STATED GOAL 1:
Update the listing from the line with "data-point <box>154 337 162 345</box>" to the line with "data-point <box>122 252 130 260</box>", replacing "data-point" with "point" and keeping everything else the same.

PAGE EXCERPT:
══════════

This work provides several new insights on the robustness of Kearns'
statistical query framework against challenging label-noise models. First, we
build on a recent result by \cite{DBLP:journals/corr/abs-2006-04787} that
showed noise tolerance of distribution-independently evolvable concept classes
under Massart noise. Specifically, we extend their characterization to more
general noise models, including the Tsybakov model which considerably
generalizes the Massart condition by allowing the flipping probability to be
arbitrarily close to $\frac{1}{2}$ for a subset of the domain. As a corollary,
we employ an evolutionary algorithm by \cite{DBLP:conf/colt/KanadeVV10} to
obtain the first polynomial time algorithm with arbitrarily small excess error
for learning linear threshold functions over any spherically symmetric
distribution in the presence of spherically symmetric Tsybakov noise. Moreover,
we posit access to a stronger oracle, in which for every labeled example we
additionally obtain its flipping probability. In this model, we show that every
SQ learnable class admits an efficient learning algorithm with OPT + $\epsilon$
misclassification error for a broad class of noise models. This setting
substantially generalizes the widely-studied problem of classification under
RCN with known noise rate, and corresponds to a non-convex optimization problem
even when the noise function -- i.e. the flipping probabilities of all points
-- is known in advance.

══════════

Image region annotations:
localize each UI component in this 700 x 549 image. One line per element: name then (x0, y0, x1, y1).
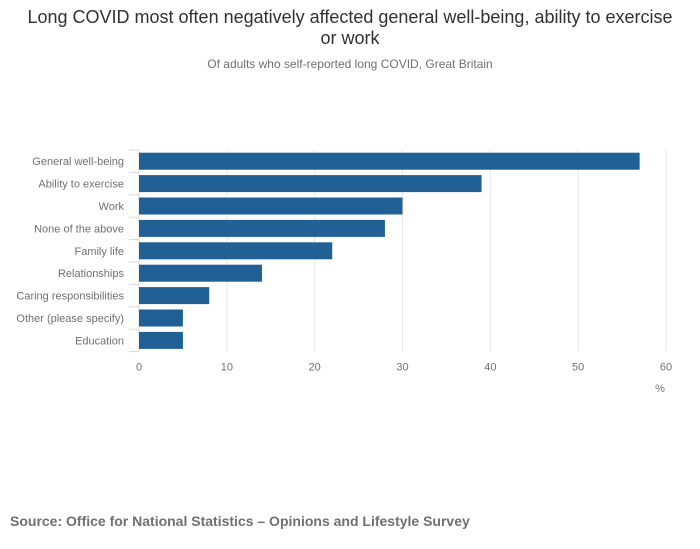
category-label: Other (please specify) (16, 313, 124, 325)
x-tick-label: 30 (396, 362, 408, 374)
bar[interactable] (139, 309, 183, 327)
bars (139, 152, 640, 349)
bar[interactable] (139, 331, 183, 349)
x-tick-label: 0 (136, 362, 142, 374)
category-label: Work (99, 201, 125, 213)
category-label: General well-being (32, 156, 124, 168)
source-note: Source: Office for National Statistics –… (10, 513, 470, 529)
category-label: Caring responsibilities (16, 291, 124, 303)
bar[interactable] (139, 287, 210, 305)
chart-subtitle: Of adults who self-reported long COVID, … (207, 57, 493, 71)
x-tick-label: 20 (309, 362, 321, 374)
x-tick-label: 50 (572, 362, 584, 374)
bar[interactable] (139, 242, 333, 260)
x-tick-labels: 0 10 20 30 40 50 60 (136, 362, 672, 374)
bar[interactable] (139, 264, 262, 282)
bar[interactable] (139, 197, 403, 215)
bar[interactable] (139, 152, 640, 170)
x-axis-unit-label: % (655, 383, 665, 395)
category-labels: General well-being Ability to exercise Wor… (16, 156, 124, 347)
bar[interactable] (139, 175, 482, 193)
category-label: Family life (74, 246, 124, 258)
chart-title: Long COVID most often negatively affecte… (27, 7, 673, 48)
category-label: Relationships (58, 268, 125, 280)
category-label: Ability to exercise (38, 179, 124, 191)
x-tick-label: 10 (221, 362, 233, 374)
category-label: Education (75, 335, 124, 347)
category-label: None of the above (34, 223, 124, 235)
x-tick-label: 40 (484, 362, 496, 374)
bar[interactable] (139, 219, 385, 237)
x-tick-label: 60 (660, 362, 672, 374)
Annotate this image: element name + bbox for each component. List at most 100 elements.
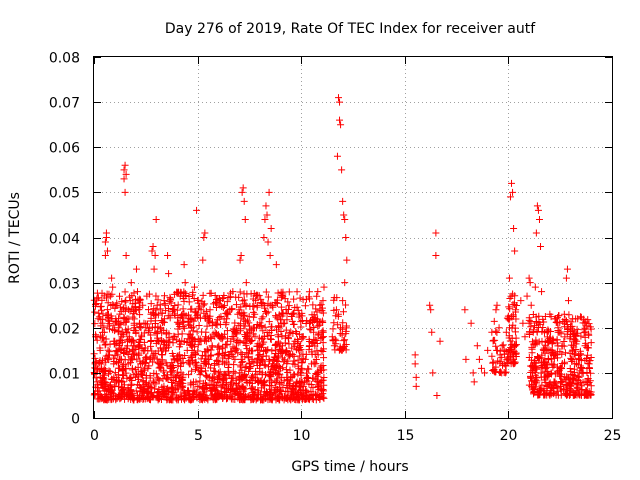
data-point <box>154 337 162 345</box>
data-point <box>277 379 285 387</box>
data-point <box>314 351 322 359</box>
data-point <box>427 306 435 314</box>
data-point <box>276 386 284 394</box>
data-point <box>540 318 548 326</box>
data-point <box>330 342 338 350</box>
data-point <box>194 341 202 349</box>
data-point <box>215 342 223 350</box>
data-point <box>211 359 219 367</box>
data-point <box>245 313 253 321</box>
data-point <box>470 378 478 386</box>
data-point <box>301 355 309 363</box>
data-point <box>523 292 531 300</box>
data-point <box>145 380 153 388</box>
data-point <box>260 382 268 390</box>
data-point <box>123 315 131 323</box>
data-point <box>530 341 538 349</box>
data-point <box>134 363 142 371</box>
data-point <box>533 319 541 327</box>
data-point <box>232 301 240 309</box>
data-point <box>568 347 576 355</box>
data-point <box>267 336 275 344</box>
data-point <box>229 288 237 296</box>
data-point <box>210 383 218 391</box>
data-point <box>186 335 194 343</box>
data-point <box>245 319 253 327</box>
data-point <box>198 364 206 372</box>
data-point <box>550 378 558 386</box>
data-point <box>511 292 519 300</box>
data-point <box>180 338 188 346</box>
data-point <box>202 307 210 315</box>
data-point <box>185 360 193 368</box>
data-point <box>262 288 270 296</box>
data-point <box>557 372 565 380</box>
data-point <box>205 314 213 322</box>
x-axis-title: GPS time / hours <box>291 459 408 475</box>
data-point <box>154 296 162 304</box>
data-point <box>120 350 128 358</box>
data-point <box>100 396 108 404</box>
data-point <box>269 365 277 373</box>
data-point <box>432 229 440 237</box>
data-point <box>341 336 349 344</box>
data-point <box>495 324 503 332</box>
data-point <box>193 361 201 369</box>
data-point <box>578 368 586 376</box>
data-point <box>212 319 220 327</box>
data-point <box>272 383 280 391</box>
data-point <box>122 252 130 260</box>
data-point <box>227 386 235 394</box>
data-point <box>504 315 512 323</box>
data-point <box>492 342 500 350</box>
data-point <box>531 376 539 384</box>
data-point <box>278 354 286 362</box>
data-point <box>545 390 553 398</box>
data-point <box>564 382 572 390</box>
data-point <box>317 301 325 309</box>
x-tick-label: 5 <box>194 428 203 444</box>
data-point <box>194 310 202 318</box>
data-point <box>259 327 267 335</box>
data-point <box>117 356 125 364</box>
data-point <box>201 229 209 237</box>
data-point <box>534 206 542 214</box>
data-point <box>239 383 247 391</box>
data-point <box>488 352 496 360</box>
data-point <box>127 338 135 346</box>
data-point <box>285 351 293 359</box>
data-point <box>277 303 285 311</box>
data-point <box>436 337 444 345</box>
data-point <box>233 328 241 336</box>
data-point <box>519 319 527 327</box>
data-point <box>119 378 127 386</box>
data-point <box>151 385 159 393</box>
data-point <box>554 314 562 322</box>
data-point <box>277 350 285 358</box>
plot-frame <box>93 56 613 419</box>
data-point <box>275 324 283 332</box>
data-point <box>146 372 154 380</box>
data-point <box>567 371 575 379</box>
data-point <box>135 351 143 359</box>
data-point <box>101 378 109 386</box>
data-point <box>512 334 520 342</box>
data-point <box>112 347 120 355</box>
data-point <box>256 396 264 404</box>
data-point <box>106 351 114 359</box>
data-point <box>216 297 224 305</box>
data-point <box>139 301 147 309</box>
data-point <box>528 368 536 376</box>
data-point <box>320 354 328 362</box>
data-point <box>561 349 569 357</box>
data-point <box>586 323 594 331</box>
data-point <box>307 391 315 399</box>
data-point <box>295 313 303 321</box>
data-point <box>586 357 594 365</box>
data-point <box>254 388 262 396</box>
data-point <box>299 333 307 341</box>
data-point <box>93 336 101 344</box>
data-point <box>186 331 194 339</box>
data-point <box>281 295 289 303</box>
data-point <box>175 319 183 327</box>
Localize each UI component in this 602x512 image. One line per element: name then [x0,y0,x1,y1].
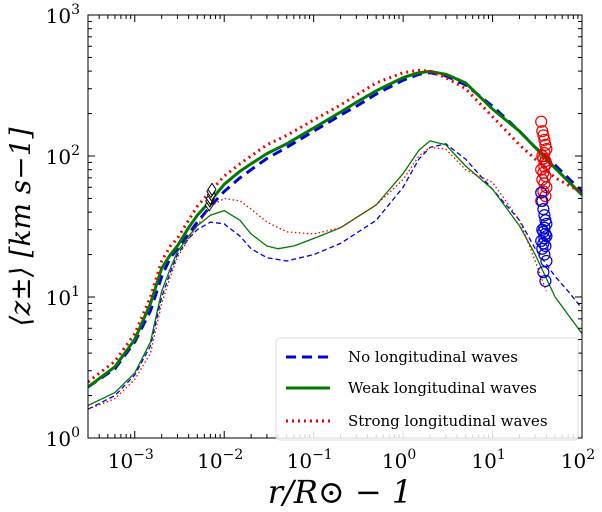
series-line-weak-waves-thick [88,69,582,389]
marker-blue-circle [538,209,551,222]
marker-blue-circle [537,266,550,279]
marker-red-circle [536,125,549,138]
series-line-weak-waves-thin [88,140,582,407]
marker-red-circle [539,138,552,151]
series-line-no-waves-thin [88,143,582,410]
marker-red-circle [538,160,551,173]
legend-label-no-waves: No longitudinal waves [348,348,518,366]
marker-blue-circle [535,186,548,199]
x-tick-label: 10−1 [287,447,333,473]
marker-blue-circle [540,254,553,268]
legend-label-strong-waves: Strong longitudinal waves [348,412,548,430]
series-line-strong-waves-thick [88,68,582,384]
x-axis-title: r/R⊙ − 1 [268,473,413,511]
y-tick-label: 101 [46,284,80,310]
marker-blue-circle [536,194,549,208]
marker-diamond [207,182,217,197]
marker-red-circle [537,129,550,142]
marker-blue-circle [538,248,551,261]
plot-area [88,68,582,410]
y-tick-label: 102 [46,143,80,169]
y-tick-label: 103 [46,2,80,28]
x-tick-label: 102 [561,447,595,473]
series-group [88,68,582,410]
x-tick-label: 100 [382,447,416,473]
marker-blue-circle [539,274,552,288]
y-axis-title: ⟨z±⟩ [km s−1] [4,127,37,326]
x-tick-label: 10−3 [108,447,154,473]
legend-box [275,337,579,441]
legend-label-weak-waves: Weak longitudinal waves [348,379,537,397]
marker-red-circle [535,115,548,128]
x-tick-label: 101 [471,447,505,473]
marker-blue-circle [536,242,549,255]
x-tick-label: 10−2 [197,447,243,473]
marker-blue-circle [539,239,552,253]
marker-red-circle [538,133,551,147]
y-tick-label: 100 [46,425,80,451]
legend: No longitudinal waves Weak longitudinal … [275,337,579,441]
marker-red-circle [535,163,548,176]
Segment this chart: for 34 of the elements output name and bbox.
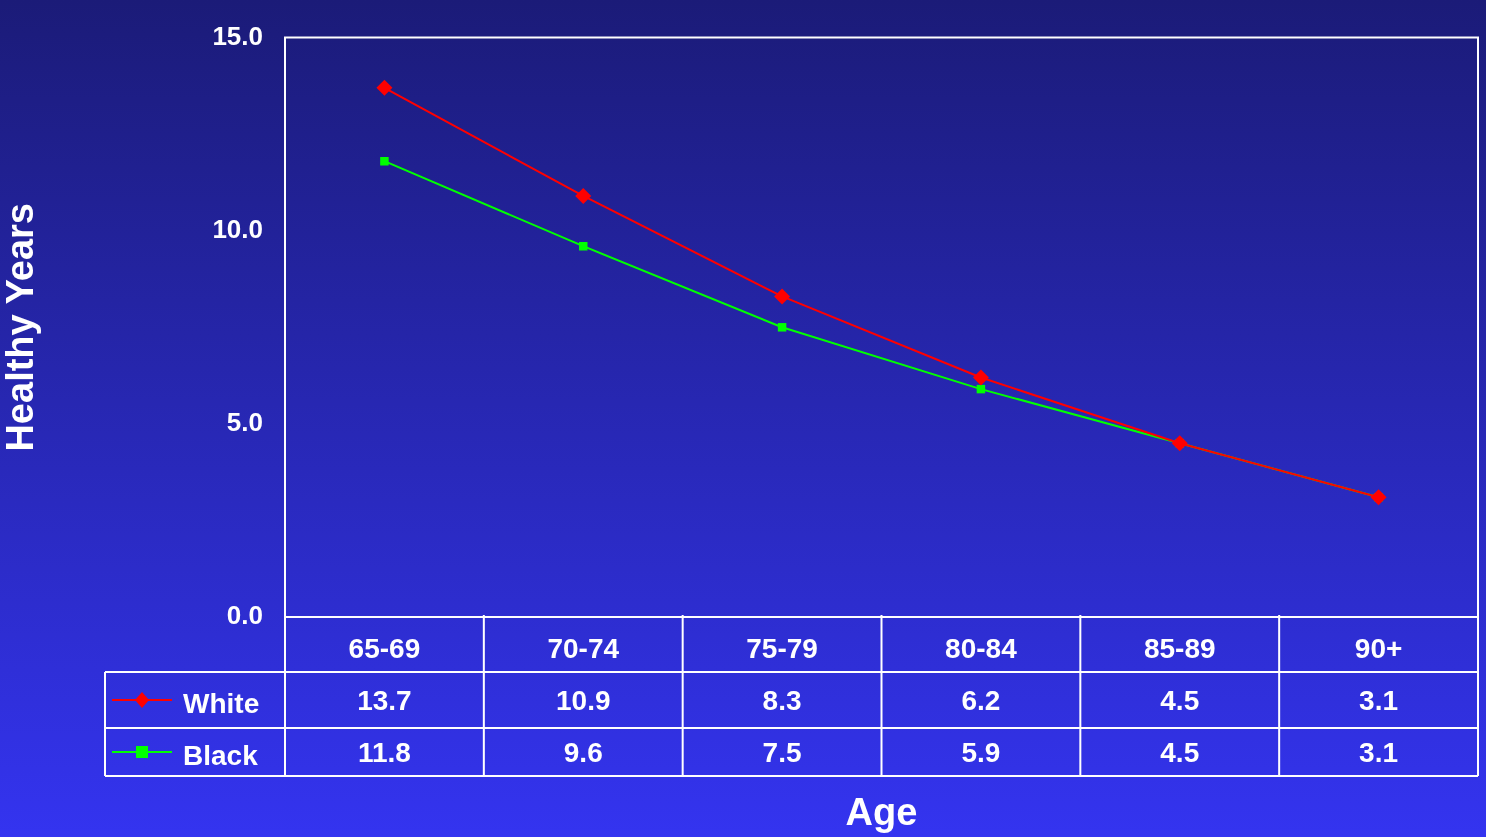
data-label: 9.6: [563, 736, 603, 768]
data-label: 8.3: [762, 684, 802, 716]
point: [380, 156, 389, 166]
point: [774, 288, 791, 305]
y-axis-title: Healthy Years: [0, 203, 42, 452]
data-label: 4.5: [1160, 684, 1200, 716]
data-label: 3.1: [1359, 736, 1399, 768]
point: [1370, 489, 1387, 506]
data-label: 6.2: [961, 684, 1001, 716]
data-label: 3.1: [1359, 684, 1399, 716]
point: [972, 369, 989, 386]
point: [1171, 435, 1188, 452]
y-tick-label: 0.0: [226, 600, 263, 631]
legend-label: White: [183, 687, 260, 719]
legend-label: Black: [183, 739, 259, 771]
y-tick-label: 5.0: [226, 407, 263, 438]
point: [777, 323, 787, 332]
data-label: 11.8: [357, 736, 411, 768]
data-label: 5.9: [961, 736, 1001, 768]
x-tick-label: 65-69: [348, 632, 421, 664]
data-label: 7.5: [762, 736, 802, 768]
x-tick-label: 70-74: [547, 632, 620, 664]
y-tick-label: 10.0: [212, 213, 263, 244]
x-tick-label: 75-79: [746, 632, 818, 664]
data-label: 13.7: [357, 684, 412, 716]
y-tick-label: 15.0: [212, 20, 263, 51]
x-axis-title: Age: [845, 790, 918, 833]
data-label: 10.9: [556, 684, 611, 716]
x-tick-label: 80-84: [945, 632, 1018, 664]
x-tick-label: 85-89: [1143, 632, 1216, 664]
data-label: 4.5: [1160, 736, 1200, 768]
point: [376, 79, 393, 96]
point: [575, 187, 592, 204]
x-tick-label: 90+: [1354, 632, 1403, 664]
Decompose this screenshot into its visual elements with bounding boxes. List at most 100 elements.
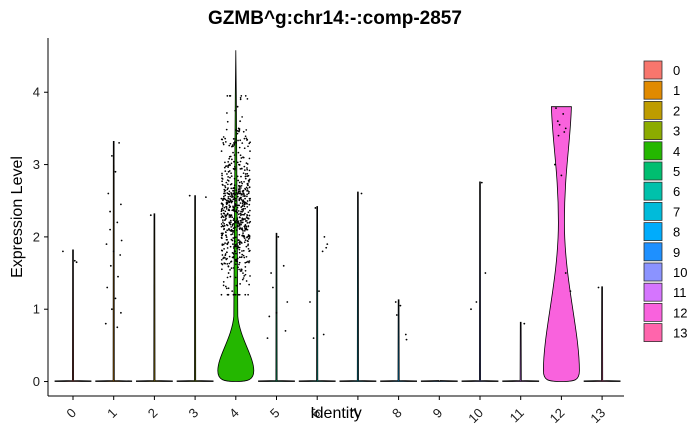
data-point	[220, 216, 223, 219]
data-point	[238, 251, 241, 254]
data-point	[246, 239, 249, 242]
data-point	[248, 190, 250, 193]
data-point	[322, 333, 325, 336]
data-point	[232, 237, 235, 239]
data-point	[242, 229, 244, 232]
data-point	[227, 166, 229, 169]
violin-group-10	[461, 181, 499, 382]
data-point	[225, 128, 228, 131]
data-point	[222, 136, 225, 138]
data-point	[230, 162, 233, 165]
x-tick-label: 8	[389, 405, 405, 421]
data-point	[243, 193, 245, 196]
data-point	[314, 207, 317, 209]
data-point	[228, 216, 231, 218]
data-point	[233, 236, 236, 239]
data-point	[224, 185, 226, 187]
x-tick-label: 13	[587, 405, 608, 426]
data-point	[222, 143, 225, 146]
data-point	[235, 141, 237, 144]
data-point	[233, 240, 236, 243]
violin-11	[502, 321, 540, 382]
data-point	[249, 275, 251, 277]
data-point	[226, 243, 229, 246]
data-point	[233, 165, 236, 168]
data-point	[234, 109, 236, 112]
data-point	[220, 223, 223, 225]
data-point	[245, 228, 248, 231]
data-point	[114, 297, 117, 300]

══════════

STATED GOAL 2:
According to the page excerpt, which noise model considerably generalizes the Massart condition?

PROBLEM SOLUTION 1:
point <box>154 337 162 345</box>
point <box>277 379 285 387</box>
point <box>314 351 322 359</box>
point <box>427 306 435 314</box>
point <box>276 386 284 394</box>
point <box>540 318 548 326</box>
point <box>330 342 338 350</box>
point <box>194 341 202 349</box>
point <box>215 342 223 350</box>
point <box>211 359 219 367</box>
point <box>245 313 253 321</box>
point <box>470 378 478 386</box>
point <box>301 355 309 363</box>
point <box>523 292 531 300</box>
point <box>145 380 153 388</box>
point <box>260 382 268 390</box>
point <box>123 315 131 323</box>
point <box>530 341 538 349</box>
point <box>134 363 142 371</box>
point <box>533 319 541 327</box>
point <box>232 301 240 309</box>
point <box>568 347 576 355</box>
point <box>267 336 275 344</box>
point <box>229 288 237 296</box>
point <box>210 383 218 391</box>
point <box>186 335 194 343</box>
point <box>245 319 253 327</box>
point <box>198 364 206 372</box>
point <box>550 378 558 386</box>
point <box>511 292 519 300</box>
point <box>180 338 188 346</box>
point <box>202 307 210 315</box>
point <box>185 360 193 368</box>
point <box>262 288 270 296</box>
point <box>557 372 565 380</box>
point <box>205 314 213 322</box>
x-axis-title: GPS time / hours <box>291 459 408 475</box>
point <box>154 296 162 304</box>
point <box>120 350 128 358</box>
point <box>100 396 108 404</box>
point <box>269 365 277 373</box>
point <box>432 229 440 237</box>
point <box>341 336 349 344</box>
point <box>495 324 503 332</box>
point <box>193 361 201 369</box>
point <box>578 368 586 376</box>
point <box>212 319 220 327</box>
point <box>272 383 280 391</box>
point <box>122 252 130 260</box>

PROBLEM SOLUTION 2:
The Tsybakov model.